> Exercise materials:

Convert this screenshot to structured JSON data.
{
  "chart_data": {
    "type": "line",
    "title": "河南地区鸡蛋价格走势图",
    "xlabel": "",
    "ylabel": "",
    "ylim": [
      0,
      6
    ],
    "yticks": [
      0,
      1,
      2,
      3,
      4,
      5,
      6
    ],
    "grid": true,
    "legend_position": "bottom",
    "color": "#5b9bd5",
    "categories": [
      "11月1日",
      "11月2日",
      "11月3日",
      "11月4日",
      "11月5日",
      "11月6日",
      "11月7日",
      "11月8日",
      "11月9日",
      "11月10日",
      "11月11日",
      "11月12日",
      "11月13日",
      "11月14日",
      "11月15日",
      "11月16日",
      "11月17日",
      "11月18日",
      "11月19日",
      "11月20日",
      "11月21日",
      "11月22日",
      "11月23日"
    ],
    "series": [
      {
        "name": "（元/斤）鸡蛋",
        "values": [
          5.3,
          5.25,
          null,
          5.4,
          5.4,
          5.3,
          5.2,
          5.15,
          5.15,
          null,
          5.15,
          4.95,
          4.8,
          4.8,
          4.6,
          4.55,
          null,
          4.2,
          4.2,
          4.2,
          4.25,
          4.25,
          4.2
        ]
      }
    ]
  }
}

> Exercise details: Quote the data in full, keeping each word unchanged.

> Output below:
Convert this screenshot to structured JSON data.
{
  "chart_data": {
    "type": "line",
    "title": "河南地区鸡蛋价格走势图",
    "xlabel": "",
    "ylabel": "",
    "ylim": [
      0,
      6
    ],
    "yticks": [
      0,
      1,
      2,
      3,
      4,
      5,
      6
    ],
    "grid": true,
    "legend_position": "bottom",
    "color": "#5b9bd5",
    "categories": [
      "11月1日",
      "11月2日",
      "11月3日",
      "11月4日",
      "11月5日",
      "11月6日",
      "11月7日",
      "11月8日",
      "11月9日",
      "11月10日",
      "11月11日",
      "11月12日",
      "11月13日",
      "11月14日",
      "11月15日",
      "11月16日",
      "11月17日",
      "11月18日",
      "11月19日",
      "11月20日",
      "11月21日",
      "11月22日",
      "11月23日"
    ],
    "series": [
      {
        "name": "（元/斤）鸡蛋",
        "values": [
          5.3,
          5.25,
          null,
          5.4,
          5.4,
          5.3,
          5.2,
          5.15,
          5.15,
          null,
          5.15,
          4.95,
          4.8,
          4.8,
          4.6,
          4.55,
          null,
          4.2,
          4.2,
          4.2,
          4.25,
          4.25,
          4.2
        ]
      }
    ]
  }
}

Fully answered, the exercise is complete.